[Dataset entries]
[start]
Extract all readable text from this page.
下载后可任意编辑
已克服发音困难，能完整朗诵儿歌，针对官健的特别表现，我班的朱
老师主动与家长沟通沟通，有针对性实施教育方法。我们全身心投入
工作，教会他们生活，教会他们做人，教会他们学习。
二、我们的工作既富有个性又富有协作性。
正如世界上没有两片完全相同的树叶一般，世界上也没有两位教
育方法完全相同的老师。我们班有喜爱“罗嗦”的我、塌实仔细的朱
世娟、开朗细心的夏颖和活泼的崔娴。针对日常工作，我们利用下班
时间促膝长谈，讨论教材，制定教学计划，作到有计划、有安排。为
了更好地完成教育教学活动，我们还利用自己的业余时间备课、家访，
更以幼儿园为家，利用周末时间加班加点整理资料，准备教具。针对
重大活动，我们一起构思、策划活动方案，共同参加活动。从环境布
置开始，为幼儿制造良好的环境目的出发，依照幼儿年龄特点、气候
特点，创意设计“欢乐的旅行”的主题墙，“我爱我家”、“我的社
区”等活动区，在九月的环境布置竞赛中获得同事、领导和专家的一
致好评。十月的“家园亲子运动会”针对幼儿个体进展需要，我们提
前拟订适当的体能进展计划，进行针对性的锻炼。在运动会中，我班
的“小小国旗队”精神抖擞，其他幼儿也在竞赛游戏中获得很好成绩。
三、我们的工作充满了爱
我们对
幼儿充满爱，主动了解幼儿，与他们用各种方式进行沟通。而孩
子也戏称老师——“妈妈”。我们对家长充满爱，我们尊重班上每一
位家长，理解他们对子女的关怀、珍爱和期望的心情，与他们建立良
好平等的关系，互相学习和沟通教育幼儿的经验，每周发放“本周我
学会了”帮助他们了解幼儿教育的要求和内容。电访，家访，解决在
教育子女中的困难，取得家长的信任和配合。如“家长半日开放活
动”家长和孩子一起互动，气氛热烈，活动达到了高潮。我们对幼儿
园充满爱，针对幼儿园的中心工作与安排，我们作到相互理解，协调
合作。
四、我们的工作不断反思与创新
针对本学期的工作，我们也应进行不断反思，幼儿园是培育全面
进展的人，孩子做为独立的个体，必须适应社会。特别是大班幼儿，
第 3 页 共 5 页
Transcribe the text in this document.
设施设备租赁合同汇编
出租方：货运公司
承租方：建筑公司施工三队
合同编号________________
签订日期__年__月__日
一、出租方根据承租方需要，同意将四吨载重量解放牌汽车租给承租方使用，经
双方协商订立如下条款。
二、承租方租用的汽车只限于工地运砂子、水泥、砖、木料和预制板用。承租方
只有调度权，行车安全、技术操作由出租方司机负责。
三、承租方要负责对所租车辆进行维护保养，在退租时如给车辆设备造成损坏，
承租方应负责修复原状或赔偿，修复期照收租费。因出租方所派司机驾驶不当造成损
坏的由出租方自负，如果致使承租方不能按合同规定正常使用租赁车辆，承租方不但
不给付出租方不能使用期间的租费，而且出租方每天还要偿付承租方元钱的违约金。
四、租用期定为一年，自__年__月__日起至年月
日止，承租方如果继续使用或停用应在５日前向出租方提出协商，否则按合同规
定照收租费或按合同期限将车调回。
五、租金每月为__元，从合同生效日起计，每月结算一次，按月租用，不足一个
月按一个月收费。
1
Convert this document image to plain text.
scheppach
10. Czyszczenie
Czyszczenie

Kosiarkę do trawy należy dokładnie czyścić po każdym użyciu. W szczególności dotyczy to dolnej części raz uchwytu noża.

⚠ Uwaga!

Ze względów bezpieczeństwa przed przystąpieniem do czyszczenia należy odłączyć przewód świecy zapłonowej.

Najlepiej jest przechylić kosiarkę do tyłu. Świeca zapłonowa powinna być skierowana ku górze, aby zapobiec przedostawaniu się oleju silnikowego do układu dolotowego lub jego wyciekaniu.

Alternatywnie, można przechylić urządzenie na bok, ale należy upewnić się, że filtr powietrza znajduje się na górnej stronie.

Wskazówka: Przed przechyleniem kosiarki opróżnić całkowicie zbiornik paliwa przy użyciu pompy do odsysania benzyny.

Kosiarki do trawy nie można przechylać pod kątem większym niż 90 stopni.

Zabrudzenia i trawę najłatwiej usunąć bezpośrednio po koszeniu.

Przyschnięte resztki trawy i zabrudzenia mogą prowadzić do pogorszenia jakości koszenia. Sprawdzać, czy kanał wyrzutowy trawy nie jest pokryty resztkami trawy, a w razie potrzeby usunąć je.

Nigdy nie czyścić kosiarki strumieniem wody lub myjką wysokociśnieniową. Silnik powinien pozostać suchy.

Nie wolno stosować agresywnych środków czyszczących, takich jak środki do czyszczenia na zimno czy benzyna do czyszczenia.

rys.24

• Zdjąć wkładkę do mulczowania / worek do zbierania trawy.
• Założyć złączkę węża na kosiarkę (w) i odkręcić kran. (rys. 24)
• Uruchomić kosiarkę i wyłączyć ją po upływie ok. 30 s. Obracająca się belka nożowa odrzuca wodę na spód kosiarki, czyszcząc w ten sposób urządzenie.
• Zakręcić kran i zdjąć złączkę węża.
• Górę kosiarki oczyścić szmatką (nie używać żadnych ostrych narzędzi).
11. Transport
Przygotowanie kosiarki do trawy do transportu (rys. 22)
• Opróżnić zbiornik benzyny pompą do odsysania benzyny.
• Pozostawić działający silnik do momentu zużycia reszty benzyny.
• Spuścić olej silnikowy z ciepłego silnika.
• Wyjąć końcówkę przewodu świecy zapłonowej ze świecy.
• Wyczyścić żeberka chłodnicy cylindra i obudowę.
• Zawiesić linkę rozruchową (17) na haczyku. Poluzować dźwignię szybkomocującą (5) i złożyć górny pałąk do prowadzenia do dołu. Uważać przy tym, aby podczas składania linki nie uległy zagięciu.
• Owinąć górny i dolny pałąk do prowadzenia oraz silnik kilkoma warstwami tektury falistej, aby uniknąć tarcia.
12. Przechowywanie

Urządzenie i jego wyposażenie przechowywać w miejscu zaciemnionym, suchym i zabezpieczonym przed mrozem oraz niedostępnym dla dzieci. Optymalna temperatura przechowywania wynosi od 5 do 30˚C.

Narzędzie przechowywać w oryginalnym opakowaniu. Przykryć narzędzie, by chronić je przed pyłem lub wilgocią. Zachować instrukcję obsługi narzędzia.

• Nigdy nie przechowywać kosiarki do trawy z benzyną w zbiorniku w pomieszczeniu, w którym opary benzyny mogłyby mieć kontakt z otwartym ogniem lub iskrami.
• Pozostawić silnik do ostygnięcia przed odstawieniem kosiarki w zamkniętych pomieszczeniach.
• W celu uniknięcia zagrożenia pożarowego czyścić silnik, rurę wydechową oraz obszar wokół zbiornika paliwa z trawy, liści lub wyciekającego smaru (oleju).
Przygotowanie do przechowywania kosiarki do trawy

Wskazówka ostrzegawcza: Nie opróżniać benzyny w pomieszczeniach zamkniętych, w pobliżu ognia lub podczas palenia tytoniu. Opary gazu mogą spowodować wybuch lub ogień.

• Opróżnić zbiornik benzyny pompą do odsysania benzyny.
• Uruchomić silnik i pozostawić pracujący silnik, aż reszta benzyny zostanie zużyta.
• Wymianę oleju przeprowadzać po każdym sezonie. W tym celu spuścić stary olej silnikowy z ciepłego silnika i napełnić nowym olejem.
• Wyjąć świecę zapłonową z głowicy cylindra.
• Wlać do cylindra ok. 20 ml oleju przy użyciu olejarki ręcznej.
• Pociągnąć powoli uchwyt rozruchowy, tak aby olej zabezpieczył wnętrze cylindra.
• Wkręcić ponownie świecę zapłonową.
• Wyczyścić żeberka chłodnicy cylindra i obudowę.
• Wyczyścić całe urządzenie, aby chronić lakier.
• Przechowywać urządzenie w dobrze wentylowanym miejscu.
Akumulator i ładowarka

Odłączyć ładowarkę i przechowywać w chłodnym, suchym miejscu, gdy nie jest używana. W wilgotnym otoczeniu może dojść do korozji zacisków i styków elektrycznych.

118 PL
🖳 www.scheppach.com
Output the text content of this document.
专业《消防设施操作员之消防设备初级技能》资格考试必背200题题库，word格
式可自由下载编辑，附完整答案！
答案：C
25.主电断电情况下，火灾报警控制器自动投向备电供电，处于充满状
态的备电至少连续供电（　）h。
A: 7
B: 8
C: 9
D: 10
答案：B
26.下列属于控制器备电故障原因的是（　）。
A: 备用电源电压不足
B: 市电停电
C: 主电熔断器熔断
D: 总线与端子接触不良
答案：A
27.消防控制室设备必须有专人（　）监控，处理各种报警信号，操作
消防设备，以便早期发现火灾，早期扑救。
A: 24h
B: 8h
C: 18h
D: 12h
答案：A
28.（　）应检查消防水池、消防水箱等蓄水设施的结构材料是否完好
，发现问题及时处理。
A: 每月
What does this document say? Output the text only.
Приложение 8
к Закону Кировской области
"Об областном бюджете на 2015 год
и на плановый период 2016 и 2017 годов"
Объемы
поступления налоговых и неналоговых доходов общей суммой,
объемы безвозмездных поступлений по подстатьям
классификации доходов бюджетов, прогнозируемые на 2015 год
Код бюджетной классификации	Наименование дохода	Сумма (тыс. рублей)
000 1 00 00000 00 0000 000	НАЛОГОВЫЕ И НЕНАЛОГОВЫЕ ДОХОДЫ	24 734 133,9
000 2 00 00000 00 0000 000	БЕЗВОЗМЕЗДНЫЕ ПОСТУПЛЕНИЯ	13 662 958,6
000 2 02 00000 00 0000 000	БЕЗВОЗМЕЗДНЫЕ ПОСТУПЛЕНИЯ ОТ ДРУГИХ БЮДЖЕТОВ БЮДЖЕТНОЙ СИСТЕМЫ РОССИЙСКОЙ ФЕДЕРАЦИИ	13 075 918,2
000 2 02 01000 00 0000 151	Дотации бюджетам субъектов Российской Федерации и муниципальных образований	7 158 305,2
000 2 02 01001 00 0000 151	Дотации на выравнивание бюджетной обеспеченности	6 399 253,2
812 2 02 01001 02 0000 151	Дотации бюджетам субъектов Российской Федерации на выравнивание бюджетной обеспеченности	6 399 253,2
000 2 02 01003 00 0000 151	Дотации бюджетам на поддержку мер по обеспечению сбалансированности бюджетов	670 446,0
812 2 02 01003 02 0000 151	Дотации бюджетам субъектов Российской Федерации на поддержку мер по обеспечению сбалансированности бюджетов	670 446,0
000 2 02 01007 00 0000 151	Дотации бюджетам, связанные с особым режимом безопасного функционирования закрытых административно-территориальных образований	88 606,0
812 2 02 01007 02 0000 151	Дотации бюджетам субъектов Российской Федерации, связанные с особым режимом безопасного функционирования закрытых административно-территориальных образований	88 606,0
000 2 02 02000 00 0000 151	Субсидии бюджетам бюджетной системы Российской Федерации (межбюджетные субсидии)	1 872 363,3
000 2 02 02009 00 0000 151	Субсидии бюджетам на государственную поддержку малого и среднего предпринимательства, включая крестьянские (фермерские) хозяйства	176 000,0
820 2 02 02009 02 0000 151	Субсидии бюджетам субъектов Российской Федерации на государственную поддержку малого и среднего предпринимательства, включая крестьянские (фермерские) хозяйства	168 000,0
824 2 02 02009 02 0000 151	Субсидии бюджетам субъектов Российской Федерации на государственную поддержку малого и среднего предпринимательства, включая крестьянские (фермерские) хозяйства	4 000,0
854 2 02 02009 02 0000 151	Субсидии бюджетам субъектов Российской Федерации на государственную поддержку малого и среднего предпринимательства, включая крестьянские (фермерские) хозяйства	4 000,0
[end]
Scan the records for the string "Przygotowanie". Copy each line in which it appears.

Przygotowanie kosiarki do trawy do transportu (rys. 22)
Przygotowanie do przechowywania kosiarki do trawy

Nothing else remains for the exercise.